**WHAT TO WORK ON:** Return the entries verbatim and drop every picture.

** START **

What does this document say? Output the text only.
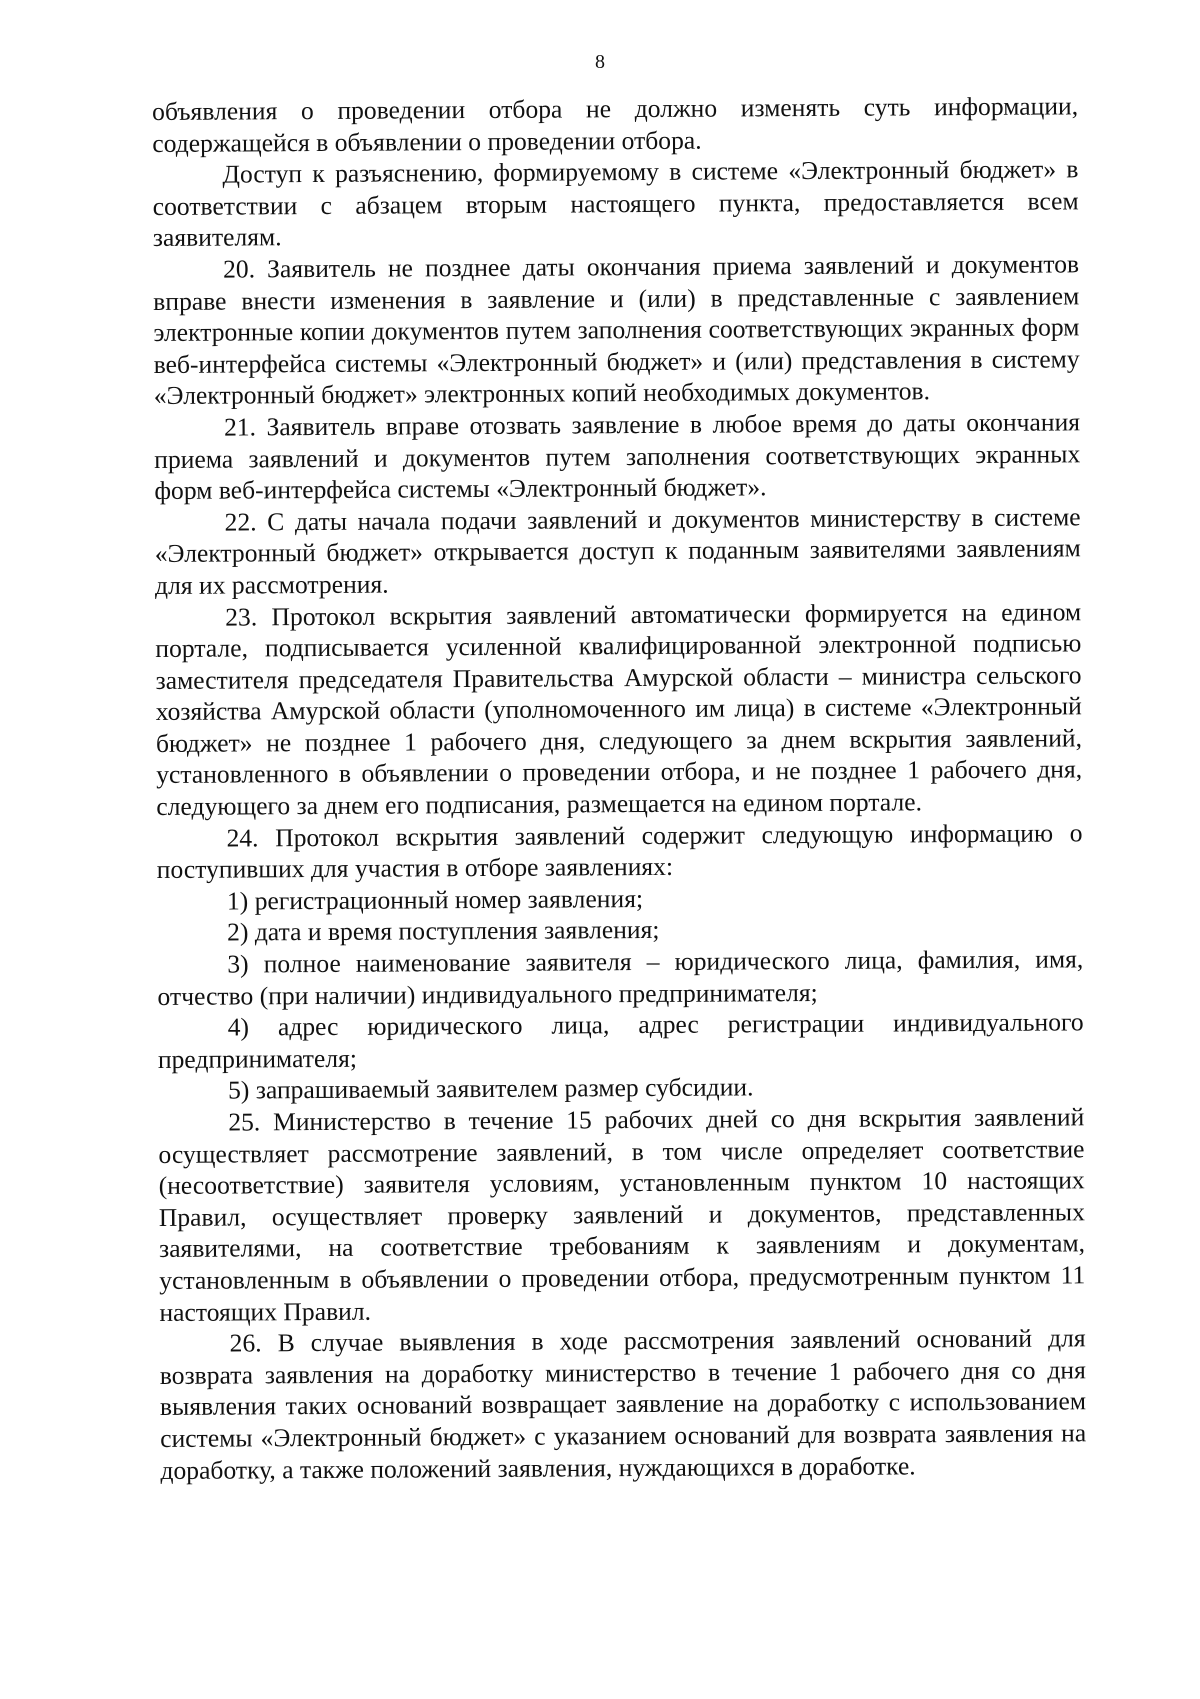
8

объявления о проведении отбора не должно изменять суть информации, содержащейся в объявлении о проведении отбора.

Доступ к разъяснению, формируемому в системе «Электронный бюджет» в соответствии с абзацем вторым настоящего пункта, предоставляется всем заявителям.

20. Заявитель не позднее даты окончания приема заявлений и документов вправе внести изменения в заявление и (или) в представленные с заявлением электронные копии документов путем заполнения соответствующих экранных форм веб-интерфейса системы «Электронный бюджет» и (или) представления в систему «Электронный бюджет» электронных копий необходимых документов.

21. Заявитель вправе отозвать заявление в любое время до даты окончания приема заявлений и документов путем заполнения соответствующих экранных форм веб-интерфейса системы «Электронный бюджет».

22. С даты начала подачи заявлений и документов министерству в системе «Электронный бюджет» открывается доступ к поданным заявителями заявлениям для их рассмотрения.

23. Протокол вскрытия заявлений автоматически формируется на едином портале, подписывается усиленной квалифицированной электронной подписью заместителя председателя Правительства Амурской области – министра сельского хозяйства Амурской области (уполномоченного им лица) в системе «Электронный бюджет» не позднее 1 рабочего дня, следующего за днем вскрытия заявлений, установленного в объявлении о проведении отбора, и не позднее 1 рабочего дня, следующего за днем его подписания, размещается на едином портале.

24. Протокол вскрытия заявлений содержит следующую информацию о поступивших для участия в отборе заявлениях:

1) регистрационный номер заявления;

2) дата и время поступления заявления;

3) полное наименование заявителя – юридического лица, фамилия, имя, отчество (при наличии) индивидуального предпринимателя;

4) адрес юридического лица, адрес регистрации индивидуального предпринимателя;

5) запрашиваемый заявителем размер субсидии.

25. Министерство в течение 15 рабочих дней со дня вскрытия заявлений осуществляет рассмотрение заявлений, в том числе определяет соответствие (несоответствие) заявителя условиям, установленным пунктом 10 настоящих Правил, осуществляет проверку заявлений и документов, представленных заявителями, на соответствие требованиям к заявлениям и документам, установленным в объявлении о проведении отбора, предусмотренным пунктом 11 настоящих Правил.

26. В случае выявления в ходе рассмотрения заявлений оснований для возврата заявления на доработку министерство в течение 1 рабочего дня со дня выявления таких оснований возвращает заявление на доработку с использованием системы «Электронный бюджет» с указанием оснований для возврата заявления на доработку, а также положений заявления, нуждающихся в доработке.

** END **

**REPLY TO THE EXERCISE:**
What does this document say? Output the text only.
8

объявления о проведении отбора не должно изменять суть информации, содержащейся в объявлении о проведении отбора.

Доступ к разъяснению, формируемому в системе «Электронный бюджет» в соответствии с абзацем вторым настоящего пункта, предоставляется всем заявителям.

20. Заявитель не позднее даты окончания приема заявлений и документов вправе внести изменения в заявление и (или) в представленные с заявлением электронные копии документов путем заполнения соответствующих экранных форм веб-интерфейса системы «Электронный бюджет» и (или) представления в систему «Электронный бюджет» электронных копий необходимых документов.

21. Заявитель вправе отозвать заявление в любое время до даты окончания приема заявлений и документов путем заполнения соответствующих экранных форм веб-интерфейса системы «Электронный бюджет».

22. С даты начала подачи заявлений и документов министерству в системе «Электронный бюджет» открывается доступ к поданным заявителями заявлениям для их рассмотрения.

23. Протокол вскрытия заявлений автоматически формируется на едином портале, подписывается усиленной квалифицированной электронной подписью заместителя председателя Правительства Амурской области – министра сельского хозяйства Амурской области (уполномоченного им лица) в системе «Электронный бюджет» не позднее 1 рабочего дня, следующего за днем вскрытия заявлений, установленного в объявлении о проведении отбора, и не позднее 1 рабочего дня, следующего за днем его подписания, размещается на едином портале.

24. Протокол вскрытия заявлений содержит следующую информацию о поступивших для участия в отборе заявлениях:

1) регистрационный номер заявления;

2) дата и время поступления заявления;

3) полное наименование заявителя – юридического лица, фамилия, имя, отчество (при наличии) индивидуального предпринимателя;

4) адрес юридического лица, адрес регистрации индивидуального предпринимателя;

5) запрашиваемый заявителем размер субсидии.

25. Министерство в течение 15 рабочих дней со дня вскрытия заявлений осуществляет рассмотрение заявлений, в том числе определяет соответствие (несоответствие) заявителя условиям, установленным пунктом 10 настоящих Правил, осуществляет проверку заявлений и документов, представленных заявителями, на соответствие требованиям к заявлениям и документам, установленным в объявлении о проведении отбора, предусмотренным пунктом 11 настоящих Правил.

26. В случае выявления в ходе рассмотрения заявлений оснований для возврата заявления на доработку министерство в течение 1 рабочего дня со дня выявления таких оснований возвращает заявление на доработку с использованием системы «Электронный бюджет» с указанием оснований для возврата заявления на доработку, а также положений заявления, нуждающихся в доработке.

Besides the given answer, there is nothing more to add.